- **Text excerpt**
· · · · ·
If only identifying the perfect acquisition target and coming to an agreement were the end of the mergers and acquisitions marathon. For your accounting team, however, that's just the point where they're lacing up their shoes and stretching out a bit. Whether you call it purchase accounting or acquisition accounting, there's still much work to be done after agreeing on terms, assuming you want to stay on the right side of the regulators.
But unless you have the time and patience to pore over the enlightening but lengthy guidance on business combinations, ASC 805, then making the necessary adjustments and accounting for M&As can seem a tad overwhelming. Thankfully, Embark understands that you still have a business to run, so, to that point, we've distilled the key points to an easily digestible, breezy, but highly informative little read. So grab your good pair of reading glasses and a beverage of your choice because here we go.
· · · · ·
Box coordinate listings:
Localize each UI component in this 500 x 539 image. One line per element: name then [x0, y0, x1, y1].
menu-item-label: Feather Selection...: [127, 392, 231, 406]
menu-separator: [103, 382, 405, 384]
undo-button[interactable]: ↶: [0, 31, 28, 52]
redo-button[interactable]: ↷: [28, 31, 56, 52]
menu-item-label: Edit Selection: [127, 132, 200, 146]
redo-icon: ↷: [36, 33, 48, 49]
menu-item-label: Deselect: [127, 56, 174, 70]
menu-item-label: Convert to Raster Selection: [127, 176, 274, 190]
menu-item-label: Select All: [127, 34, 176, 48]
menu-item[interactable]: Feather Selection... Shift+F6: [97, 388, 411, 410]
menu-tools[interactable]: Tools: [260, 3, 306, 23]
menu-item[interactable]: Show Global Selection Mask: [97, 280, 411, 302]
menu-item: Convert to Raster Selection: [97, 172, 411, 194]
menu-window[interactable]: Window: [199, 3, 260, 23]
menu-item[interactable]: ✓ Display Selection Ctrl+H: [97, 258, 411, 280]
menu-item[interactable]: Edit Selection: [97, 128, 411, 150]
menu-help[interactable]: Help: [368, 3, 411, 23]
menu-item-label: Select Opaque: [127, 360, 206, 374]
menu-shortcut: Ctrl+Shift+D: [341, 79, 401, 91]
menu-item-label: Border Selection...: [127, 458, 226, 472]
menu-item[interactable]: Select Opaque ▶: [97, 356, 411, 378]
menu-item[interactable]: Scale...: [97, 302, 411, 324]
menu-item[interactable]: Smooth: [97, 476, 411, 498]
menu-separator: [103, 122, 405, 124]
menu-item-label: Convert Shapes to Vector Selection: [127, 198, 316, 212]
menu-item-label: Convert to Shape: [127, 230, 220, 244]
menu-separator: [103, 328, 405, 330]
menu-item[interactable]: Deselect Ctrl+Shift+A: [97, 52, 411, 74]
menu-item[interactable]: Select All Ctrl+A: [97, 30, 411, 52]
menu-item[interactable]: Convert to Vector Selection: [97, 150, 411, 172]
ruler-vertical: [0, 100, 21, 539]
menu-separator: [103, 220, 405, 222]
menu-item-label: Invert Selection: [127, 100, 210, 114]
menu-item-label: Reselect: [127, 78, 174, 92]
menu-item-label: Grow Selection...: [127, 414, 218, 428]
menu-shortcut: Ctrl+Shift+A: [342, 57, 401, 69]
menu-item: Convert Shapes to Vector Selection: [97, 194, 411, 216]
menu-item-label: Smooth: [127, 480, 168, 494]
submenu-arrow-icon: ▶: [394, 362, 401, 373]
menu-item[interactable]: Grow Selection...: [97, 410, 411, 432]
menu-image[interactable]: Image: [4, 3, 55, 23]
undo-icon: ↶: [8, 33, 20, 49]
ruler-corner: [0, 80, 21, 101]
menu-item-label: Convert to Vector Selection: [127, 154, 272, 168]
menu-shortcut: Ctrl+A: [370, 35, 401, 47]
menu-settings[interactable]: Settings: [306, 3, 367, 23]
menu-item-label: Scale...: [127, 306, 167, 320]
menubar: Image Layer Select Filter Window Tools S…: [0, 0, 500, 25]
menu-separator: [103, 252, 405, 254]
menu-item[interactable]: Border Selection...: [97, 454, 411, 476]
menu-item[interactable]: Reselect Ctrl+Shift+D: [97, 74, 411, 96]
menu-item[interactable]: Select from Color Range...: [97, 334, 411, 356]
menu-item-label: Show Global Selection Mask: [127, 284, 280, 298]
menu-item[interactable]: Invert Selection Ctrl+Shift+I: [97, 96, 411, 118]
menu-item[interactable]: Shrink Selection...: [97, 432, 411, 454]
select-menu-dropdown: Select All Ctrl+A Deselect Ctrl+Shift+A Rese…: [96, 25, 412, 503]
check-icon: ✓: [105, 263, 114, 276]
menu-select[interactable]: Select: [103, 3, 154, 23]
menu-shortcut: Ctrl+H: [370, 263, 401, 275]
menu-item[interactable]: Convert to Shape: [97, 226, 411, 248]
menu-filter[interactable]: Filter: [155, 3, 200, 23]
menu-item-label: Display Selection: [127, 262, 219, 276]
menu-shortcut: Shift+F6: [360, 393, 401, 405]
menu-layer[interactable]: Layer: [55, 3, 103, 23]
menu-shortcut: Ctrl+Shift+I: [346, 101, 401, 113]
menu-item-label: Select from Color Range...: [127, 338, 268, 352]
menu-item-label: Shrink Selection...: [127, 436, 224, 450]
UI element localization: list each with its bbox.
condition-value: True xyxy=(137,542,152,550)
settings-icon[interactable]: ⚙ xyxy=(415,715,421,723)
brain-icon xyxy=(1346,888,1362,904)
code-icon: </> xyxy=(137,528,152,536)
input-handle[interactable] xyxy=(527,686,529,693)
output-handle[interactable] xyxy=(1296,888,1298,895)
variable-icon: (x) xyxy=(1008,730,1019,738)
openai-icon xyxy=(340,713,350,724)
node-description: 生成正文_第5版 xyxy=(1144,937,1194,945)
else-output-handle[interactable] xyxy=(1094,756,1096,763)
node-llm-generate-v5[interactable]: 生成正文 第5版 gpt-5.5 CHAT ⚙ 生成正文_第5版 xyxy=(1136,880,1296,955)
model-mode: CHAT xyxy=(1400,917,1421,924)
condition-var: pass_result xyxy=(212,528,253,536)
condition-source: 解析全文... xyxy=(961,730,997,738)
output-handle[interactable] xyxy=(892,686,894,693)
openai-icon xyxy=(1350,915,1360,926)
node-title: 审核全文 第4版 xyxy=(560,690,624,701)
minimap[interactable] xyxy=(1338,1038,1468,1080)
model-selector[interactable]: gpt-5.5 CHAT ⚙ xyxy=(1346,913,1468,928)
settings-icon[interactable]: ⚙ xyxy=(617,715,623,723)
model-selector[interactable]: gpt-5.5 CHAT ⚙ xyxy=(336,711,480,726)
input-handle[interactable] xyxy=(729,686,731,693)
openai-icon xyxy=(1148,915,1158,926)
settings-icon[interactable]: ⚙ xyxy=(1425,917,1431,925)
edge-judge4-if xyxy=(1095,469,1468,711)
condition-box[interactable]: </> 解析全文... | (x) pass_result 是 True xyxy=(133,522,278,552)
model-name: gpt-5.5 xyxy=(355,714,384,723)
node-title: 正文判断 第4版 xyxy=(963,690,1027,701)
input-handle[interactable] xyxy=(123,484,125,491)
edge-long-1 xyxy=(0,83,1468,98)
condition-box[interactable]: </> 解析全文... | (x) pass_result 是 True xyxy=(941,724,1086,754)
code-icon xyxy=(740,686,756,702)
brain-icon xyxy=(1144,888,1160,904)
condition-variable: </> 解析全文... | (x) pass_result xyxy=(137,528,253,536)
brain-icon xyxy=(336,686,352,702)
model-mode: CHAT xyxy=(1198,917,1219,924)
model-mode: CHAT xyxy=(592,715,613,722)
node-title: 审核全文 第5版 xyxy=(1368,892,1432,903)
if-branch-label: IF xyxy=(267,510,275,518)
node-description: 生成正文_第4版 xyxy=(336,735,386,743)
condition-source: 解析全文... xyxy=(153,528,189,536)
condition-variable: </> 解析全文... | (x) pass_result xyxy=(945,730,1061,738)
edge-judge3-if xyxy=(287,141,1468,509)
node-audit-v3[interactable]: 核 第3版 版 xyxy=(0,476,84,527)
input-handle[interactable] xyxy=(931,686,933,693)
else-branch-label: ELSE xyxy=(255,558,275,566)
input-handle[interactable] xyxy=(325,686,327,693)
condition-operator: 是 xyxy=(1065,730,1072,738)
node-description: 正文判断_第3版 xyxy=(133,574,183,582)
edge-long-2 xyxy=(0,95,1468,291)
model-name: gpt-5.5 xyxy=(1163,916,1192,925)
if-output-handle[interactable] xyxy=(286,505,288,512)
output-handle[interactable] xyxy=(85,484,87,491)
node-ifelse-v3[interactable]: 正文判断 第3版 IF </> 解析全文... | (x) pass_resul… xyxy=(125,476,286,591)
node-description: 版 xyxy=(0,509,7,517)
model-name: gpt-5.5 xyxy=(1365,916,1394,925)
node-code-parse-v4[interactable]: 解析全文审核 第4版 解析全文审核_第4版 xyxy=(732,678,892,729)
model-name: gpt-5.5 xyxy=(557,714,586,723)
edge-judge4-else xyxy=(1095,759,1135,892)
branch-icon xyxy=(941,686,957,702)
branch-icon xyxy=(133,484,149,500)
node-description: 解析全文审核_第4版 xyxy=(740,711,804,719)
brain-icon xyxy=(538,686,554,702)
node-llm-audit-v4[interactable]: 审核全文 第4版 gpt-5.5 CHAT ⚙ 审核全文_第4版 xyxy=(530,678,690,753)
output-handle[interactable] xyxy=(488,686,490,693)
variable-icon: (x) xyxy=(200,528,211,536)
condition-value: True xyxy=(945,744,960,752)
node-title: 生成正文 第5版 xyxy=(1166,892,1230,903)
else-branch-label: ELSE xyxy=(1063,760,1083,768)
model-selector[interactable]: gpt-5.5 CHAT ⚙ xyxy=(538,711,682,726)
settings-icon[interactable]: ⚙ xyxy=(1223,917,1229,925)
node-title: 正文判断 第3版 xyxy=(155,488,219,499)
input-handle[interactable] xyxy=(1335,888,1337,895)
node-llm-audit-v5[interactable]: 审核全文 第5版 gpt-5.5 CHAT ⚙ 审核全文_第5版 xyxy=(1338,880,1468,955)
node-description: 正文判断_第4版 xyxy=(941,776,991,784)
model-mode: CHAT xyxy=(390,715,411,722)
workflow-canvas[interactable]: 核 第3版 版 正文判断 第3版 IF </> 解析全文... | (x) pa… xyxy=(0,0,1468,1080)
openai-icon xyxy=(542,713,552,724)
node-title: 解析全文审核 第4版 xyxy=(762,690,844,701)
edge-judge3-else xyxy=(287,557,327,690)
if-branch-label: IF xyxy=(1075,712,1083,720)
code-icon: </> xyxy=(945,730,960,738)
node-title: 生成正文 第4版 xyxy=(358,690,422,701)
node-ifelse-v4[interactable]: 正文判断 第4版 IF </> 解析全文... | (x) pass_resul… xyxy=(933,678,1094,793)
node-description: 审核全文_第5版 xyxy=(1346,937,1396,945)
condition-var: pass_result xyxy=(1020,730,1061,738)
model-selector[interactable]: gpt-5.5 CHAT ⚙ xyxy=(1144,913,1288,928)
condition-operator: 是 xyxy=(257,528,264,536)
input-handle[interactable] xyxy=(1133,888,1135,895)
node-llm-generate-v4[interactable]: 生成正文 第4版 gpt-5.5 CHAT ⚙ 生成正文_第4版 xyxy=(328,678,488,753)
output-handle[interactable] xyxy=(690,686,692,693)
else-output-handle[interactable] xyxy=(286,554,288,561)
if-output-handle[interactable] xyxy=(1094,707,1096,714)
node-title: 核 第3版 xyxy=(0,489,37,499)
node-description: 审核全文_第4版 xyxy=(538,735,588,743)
· · · · ·
- **Set exercise 1**
Render the rows of the box coordinate listings as a JSON list of strings, one string per row, from the first row up to and including the row that contains "menu-shortcut: Ctrl+Shift+D: [341, 79, 401, 91]".
- **Set exercise 2**
Write the next part of the text on purchase accounting for mergers and acquisitions, picking up right after its last sentence.

- **Task response 1**
[
  "Localize each UI component in this 500 x 539 image. One line per element: name then [x0, y0, x1, y1].",
  "menu-item-label: Feather Selection...: [127, 392, 231, 406]",
  "menu-separator: [103, 382, 405, 384]",
  "undo-button[interactable]: ↶: [0, 31, 28, 52]",
  "redo-button[interactable]: ↷: [28, 31, 56, 52]",
  "menu-item-label: Edit Selection: [127, 132, 200, 146]",
  "redo-icon: ↷: [36, 33, 48, 49]",
  "menu-item-label: Deselect: [127, 56, 174, 70]",
  "menu-item-label: Convert to Raster Selection: [127, 176, 274, 190]",
  "menu-item-label: Select All: [127, 34, 176, 48]",
  "menu-item[interactable]: Feather Selection... Shift+F6: [97, 388, 411, 410]",
  "menu-tools[interactable]: Tools: [260, 3, 306, 23]",
  "menu-item[interactable]: Show Global Selection Mask: [97, 280, 411, 302]",
  "menu-item: Convert to Raster Selection: [97, 172, 411, 194]",
  "menu-window[interactable]: Window: [199, 3, 260, 23]",
  "menu-item[interactable]: ✓ Display Selection Ctrl+H: [97, 258, 411, 280]",
  "menu-item[interactable]: Edit Selection: [97, 128, 411, 150]",
  "menu-help[interactable]: Help: [368, 3, 411, 23]",
  "menu-item-label: Select Opaque: [127, 360, 206, 374]",
  "menu-shortcut: Ctrl+Shift+D: [341, 79, 401, 91]"
]

- **Task response 2**
M&A is a Financial Brady Bunch
No, we haven't been hitting the bubbly at lunch. Think about it – with a merger or acquisition, you're combining two separate entities to live under the same roof, hopefully in harmony with one another. And as any random five-minute clip of the Brady Bunch proves, there's bound to be hijinx under such conditions.
But as you know, the FASB isn't a big fan of hijinx. Neither are investors, lawmakers, or your other stakeholders. That's what makes acquisition accounting so critical to the M&A process. In both US GAAP and IFRS, it provides a specific framework to fold the assets and liabilities of one company into another's.
Purchase Accounting Adjustments
Further, purchase accounting adjustments within the acquisition method are an essential mechanism that lets the acquirer revise the assets and liabilities of the acquiree to fair value in most cases, including inventory, fixed assets, and intangible assets. Such revisions are especially crucial for those pesky intangible assets since things like customer lists and non-compete agreements never even made it to the acquiree's books in the first place.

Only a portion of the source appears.